##### GIVEN INFORMATION #####

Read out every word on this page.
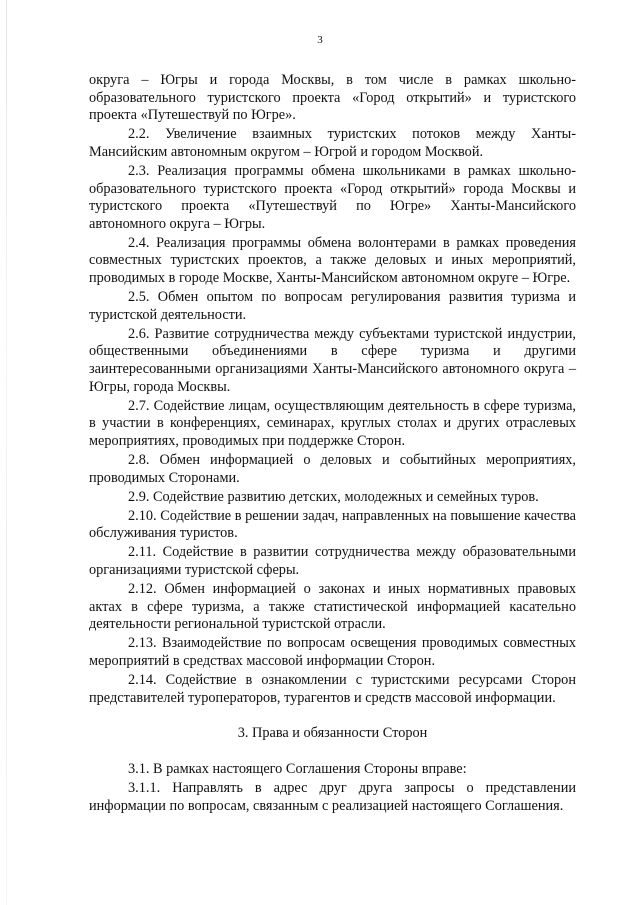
3

округа – Югры и города Москвы, в том числе в рамках школьно-образовательного туристского проекта «Город открытий» и туристского проекта «Путешествуй по Югре».

2.2. Увеличение взаимных туристских потоков между Ханты-Мансийским автономным округом – Югрой и городом Москвой.

2.3. Реализация программы обмена школьниками в рамках школьно-образовательного туристского проекта «Город открытий» города Москвы и туристского проекта «Путешествуй по Югре» Ханты-Мансийского автономного округа – Югры.

2.4. Реализация программы обмена волонтерами в рамках проведения совместных туристских проектов, а также деловых и иных мероприятий, проводимых в городе Москве, Ханты-Мансийском автономном округе – Югре.

2.5. Обмен опытом по вопросам регулирования развития туризма и туристской деятельности.

2.6. Развитие сотрудничества между субъектами туристской индустрии, общественными объединениями в сфере туризма и другими заинтересованными организациями Ханты-Мансийского автономного округа – Югры, города Москвы.

2.7. Содействие лицам, осуществляющим деятельность в сфере туризма, в участии в конференциях, семинарах, круглых столах и других отраслевых мероприятиях, проводимых при поддержке Сторон.

2.8. Обмен информацией о деловых и событийных мероприятиях, проводимых Сторонами.

2.9. Содействие развитию детских, молодежных и семейных туров.

2.10. Содействие в решении задач, направленных на повышение качества обслуживания туристов.

2.11. Содействие в развитии сотрудничества между образовательными организациями туристской сферы.

2.12. Обмен информацией о законах и иных нормативных правовых актах в сфере туризма, а также статистической информацией касательно деятельности региональной туристской отрасли.

2.13. Взаимодействие по вопросам освещения проводимых совместных мероприятий в средствах массовой информации Сторон.

2.14. Содействие в ознакомлении с туристскими ресурсами Сторон представителей туроператоров, турагентов и средств массовой информации.

3. Права и обязанности Сторон

3.1. В рамках настоящего Соглашения Стороны вправе:

3.1.1. Направлять в адрес друг друга запросы о представлении информации по вопросам, связанным с реализацией настоящего Соглашения.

#####

- [EXERCISE PROMPT] From the listing above, print every entry precisely and drop the pictures.

- [FULL ANSWER]
Read out every word on this page.
3

округа – Югры и города Москвы, в том числе в рамках школьно-образовательного туристского проекта «Город открытий» и туристского проекта «Путешествуй по Югре».

2.2. Увеличение взаимных туристских потоков между Ханты-Мансийским автономным округом – Югрой и городом Москвой.

2.3. Реализация программы обмена школьниками в рамках школьно-образовательного туристского проекта «Город открытий» города Москвы и туристского проекта «Путешествуй по Югре» Ханты-Мансийского автономного округа – Югры.

2.4. Реализация программы обмена волонтерами в рамках проведения совместных туристских проектов, а также деловых и иных мероприятий, проводимых в городе Москве, Ханты-Мансийском автономном округе – Югре.

2.5. Обмен опытом по вопросам регулирования развития туризма и туристской деятельности.

2.6. Развитие сотрудничества между субъектами туристской индустрии, общественными объединениями в сфере туризма и другими заинтересованными организациями Ханты-Мансийского автономного округа – Югры, города Москвы.

2.7. Содействие лицам, осуществляющим деятельность в сфере туризма, в участии в конференциях, семинарах, круглых столах и других отраслевых мероприятиях, проводимых при поддержке Сторон.

2.8. Обмен информацией о деловых и событийных мероприятиях, проводимых Сторонами.

2.9. Содействие развитию детских, молодежных и семейных туров.

2.10. Содействие в решении задач, направленных на повышение качества обслуживания туристов.

2.11. Содействие в развитии сотрудничества между образовательными организациями туристской сферы.

2.12. Обмен информацией о законах и иных нормативных правовых актах в сфере туризма, а также статистической информацией касательно деятельности региональной туристской отрасли.

2.13. Взаимодействие по вопросам освещения проводимых совместных мероприятий в средствах массовой информации Сторон.

2.14. Содействие в ознакомлении с туристскими ресурсами Сторон представителей туроператоров, турагентов и средств массовой информации.

3. Права и обязанности Сторон

3.1. В рамках настоящего Соглашения Стороны вправе:

3.1.1. Направлять в адрес друг друга запросы о представлении информации по вопросам, связанным с реализацией настоящего Соглашения.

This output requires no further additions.